**Available data:**
+++
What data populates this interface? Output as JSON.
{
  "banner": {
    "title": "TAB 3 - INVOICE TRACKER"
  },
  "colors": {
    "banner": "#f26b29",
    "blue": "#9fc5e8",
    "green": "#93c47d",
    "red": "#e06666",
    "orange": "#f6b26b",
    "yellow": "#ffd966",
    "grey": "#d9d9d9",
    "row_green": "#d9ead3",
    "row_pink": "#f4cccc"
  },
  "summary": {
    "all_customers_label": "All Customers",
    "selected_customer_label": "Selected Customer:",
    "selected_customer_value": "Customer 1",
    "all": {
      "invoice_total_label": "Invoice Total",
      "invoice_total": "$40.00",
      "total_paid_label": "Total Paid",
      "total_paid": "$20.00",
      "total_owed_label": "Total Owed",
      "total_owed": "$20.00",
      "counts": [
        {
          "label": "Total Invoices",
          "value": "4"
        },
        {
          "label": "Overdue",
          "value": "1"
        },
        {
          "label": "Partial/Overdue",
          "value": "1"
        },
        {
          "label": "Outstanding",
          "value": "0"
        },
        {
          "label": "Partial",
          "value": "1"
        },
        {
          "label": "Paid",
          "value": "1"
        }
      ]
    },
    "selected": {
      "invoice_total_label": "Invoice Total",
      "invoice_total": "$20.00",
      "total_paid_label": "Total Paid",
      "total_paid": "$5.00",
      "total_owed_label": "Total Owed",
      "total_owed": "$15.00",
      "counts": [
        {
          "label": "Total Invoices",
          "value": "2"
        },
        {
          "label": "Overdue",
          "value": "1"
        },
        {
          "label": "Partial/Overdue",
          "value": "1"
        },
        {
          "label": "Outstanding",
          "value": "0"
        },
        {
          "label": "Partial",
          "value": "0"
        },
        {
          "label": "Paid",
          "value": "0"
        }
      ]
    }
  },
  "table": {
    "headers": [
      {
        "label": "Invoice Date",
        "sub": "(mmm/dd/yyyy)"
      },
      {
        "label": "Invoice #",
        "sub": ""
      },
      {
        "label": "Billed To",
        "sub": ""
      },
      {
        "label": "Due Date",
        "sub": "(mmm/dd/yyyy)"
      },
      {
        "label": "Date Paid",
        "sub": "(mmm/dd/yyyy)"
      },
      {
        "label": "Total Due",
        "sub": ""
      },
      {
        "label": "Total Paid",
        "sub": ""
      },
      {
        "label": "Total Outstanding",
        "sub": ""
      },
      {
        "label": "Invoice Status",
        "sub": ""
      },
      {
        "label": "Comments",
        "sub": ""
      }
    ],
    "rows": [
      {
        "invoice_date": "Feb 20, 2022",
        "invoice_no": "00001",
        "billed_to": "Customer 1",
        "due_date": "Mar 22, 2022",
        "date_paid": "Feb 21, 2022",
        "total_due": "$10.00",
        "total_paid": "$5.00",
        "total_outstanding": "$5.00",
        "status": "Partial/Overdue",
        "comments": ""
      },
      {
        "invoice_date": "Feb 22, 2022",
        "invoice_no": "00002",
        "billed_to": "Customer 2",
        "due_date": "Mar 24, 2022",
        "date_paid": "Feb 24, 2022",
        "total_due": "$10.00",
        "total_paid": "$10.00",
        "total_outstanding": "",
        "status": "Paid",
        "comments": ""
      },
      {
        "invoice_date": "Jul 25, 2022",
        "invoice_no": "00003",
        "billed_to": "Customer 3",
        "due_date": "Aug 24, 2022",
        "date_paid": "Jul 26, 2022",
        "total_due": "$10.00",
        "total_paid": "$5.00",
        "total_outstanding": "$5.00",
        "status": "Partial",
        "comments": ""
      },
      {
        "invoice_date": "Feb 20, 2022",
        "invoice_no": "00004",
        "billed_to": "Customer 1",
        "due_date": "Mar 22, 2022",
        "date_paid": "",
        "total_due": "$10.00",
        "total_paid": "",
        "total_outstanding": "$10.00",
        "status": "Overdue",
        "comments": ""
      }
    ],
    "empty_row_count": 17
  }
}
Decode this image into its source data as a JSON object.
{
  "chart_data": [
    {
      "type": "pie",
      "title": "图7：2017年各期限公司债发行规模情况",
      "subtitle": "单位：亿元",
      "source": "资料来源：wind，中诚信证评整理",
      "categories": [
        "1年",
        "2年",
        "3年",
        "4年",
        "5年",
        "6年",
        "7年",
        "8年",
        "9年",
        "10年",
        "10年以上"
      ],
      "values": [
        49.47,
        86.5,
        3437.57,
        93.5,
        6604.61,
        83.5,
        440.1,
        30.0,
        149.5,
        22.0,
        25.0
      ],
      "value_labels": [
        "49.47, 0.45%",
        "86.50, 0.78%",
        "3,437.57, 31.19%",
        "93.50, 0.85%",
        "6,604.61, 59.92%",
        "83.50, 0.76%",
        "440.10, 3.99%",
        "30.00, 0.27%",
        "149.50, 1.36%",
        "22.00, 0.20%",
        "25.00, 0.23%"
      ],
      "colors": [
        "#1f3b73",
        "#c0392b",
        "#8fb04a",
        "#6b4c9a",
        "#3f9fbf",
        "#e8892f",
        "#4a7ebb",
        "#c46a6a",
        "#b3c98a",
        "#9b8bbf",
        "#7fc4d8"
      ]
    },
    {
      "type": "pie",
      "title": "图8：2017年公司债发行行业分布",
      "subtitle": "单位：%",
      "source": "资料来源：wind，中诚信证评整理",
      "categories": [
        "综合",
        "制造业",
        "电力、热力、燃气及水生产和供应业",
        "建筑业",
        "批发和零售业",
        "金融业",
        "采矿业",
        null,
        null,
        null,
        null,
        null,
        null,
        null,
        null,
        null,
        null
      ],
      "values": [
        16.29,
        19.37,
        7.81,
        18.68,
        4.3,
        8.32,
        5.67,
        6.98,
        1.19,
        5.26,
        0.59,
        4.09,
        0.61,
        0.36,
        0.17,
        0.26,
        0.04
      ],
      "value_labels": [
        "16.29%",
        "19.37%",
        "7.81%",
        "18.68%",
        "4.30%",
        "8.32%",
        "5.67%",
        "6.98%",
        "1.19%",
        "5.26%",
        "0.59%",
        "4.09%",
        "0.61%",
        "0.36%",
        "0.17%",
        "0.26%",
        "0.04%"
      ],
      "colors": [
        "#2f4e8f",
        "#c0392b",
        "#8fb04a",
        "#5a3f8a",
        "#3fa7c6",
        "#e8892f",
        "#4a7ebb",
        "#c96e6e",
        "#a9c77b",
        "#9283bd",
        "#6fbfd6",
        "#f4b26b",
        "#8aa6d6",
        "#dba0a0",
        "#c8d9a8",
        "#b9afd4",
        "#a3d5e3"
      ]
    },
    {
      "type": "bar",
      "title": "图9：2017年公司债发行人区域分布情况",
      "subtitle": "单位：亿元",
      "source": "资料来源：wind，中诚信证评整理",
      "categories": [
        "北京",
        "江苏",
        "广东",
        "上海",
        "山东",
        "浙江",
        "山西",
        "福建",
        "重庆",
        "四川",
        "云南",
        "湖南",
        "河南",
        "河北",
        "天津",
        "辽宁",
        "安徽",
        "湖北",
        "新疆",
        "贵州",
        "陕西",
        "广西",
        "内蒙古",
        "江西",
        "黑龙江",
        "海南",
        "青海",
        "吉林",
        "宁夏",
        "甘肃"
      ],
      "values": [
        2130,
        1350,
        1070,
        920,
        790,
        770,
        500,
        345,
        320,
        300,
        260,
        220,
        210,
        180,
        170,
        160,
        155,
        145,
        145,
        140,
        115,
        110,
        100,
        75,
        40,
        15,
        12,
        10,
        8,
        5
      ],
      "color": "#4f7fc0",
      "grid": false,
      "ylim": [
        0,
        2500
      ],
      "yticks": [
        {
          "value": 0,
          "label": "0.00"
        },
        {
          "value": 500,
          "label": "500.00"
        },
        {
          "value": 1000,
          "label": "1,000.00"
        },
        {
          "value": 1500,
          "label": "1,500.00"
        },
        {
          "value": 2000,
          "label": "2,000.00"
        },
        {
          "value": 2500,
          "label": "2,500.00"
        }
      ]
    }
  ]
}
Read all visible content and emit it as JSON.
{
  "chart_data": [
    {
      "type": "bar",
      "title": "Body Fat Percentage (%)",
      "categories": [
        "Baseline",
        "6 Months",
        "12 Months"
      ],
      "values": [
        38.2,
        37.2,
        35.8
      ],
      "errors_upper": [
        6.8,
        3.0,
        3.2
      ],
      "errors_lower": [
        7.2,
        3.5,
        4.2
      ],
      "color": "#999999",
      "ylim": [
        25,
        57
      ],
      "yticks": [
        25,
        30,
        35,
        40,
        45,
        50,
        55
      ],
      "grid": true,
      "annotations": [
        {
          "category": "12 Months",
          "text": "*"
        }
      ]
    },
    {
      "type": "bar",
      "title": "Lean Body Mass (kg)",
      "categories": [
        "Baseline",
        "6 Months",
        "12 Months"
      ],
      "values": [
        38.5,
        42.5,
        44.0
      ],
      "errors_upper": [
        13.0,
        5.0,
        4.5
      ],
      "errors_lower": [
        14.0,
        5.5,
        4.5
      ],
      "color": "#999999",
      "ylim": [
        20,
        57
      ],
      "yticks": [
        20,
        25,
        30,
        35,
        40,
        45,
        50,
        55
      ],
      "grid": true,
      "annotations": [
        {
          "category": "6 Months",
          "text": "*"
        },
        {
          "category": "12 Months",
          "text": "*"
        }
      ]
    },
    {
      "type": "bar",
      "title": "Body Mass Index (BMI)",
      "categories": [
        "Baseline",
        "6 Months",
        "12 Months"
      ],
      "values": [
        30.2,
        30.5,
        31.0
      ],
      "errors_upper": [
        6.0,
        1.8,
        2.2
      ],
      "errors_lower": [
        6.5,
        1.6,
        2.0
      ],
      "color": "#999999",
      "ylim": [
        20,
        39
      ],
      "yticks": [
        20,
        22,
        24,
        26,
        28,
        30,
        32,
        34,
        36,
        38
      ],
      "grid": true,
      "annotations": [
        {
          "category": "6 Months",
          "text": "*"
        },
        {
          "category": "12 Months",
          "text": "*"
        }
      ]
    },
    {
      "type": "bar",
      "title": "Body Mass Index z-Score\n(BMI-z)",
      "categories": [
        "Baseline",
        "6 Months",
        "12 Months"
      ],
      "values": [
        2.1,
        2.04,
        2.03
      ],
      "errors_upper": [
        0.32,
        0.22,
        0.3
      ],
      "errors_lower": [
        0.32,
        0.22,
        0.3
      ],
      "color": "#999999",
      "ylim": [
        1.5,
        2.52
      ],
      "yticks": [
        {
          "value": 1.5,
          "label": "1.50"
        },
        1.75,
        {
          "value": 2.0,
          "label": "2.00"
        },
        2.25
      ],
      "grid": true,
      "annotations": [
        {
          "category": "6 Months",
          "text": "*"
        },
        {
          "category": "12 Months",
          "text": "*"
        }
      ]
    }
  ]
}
+++
**Task statement:**
Pull every line containing "JSON" out of the records.

**Solution to this exercise:**
What data populates this interface? Output as JSON.
Decode this image into its source data as a JSON object.
Read all visible content and emit it as JSON.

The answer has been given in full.